Data listing —
-------

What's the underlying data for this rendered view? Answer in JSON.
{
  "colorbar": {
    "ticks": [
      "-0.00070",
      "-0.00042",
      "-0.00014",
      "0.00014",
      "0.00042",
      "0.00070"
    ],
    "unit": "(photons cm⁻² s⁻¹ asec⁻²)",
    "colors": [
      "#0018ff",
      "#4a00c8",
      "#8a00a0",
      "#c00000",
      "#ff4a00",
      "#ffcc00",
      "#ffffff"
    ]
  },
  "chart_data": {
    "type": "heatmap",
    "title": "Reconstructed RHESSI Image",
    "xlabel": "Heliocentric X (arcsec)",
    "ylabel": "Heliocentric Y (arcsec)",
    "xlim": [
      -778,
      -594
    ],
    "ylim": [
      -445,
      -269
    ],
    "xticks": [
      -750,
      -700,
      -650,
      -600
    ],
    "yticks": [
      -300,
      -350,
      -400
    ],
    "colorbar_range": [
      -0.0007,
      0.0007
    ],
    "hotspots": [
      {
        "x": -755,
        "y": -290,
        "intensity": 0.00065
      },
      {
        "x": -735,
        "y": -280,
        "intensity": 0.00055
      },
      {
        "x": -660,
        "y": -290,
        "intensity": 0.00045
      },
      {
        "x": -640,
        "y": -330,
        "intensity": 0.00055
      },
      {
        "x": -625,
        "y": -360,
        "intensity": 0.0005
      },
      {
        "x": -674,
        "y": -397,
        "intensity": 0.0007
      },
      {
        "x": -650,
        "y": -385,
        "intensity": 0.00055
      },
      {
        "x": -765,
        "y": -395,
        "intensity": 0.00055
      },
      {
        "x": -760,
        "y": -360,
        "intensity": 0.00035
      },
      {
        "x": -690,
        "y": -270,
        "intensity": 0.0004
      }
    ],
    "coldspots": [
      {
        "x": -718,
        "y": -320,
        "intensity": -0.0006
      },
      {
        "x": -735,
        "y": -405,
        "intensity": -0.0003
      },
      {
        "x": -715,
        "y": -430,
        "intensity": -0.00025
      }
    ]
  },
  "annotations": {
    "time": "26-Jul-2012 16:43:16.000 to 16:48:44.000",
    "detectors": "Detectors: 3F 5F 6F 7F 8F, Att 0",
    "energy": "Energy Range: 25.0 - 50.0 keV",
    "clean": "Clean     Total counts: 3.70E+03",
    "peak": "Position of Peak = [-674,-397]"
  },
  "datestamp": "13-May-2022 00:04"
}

-------

Task to complete — Copy out the whole listing, exactly as written.

Answer below —
What's the underlying data for this rendered view? Answer in JSON.
{
  "colorbar": {
    "ticks": [
      "-0.00070",
      "-0.00042",
      "-0.00014",
      "0.00014",
      "0.00042",
      "0.00070"
    ],
    "unit": "(photons cm⁻² s⁻¹ asec⁻²)",
    "colors": [
      "#0018ff",
      "#4a00c8",
      "#8a00a0",
      "#c00000",
      "#ff4a00",
      "#ffcc00",
      "#ffffff"
    ]
  },
  "chart_data": {
    "type": "heatmap",
    "title": "Reconstructed RHESSI Image",
    "xlabel": "Heliocentric X (arcsec)",
    "ylabel": "Heliocentric Y (arcsec)",
    "xlim": [
      -778,
      -594
    ],
    "ylim": [
      -445,
      -269
    ],
    "xticks": [
      -750,
      -700,
      -650,
      -600
    ],
    "yticks": [
      -300,
      -350,
      -400
    ],
    "colorbar_range": [
      -0.0007,
      0.0007
    ],
    "hotspots": [
      {
        "x": -755,
        "y": -290,
        "intensity": 0.00065
      },
      {
        "x": -735,
        "y": -280,
        "intensity": 0.00055
      },
      {
        "x": -660,
        "y": -290,
        "intensity": 0.00045
      },
      {
        "x": -640,
        "y": -330,
        "intensity": 0.00055
      },
      {
        "x": -625,
        "y": -360,
        "intensity": 0.0005
      },
      {
        "x": -674,
        "y": -397,
        "intensity": 0.0007
      },
      {
        "x": -650,
        "y": -385,
        "intensity": 0.00055
      },
      {
        "x": -765,
        "y": -395,
        "intensity": 0.00055
      },
      {
        "x": -760,
        "y": -360,
        "intensity": 0.00035
      },
      {
        "x": -690,
        "y": -270,
        "intensity": 0.0004
      }
    ],
    "coldspots": [
      {
        "x": -718,
        "y": -320,
        "intensity": -0.0006
      },
      {
        "x": -735,
        "y": -405,
        "intensity": -0.0003
      },
      {
        "x": -715,
        "y": -430,
        "intensity": -0.00025
      }
    ]
  },
  "annotations": {
    "time": "26-Jul-2012 16:43:16.000 to 16:48:44.000",
    "detectors": "Detectors: 3F 5F 6F 7F 8F, Att 0",
    "energy": "Energy Range: 25.0 - 50.0 keV",
    "clean": "Clean     Total counts: 3.70E+03",
    "peak": "Position of Peak = [-674,-397]"
  },
  "datestamp": "13-May-2022 00:04"
}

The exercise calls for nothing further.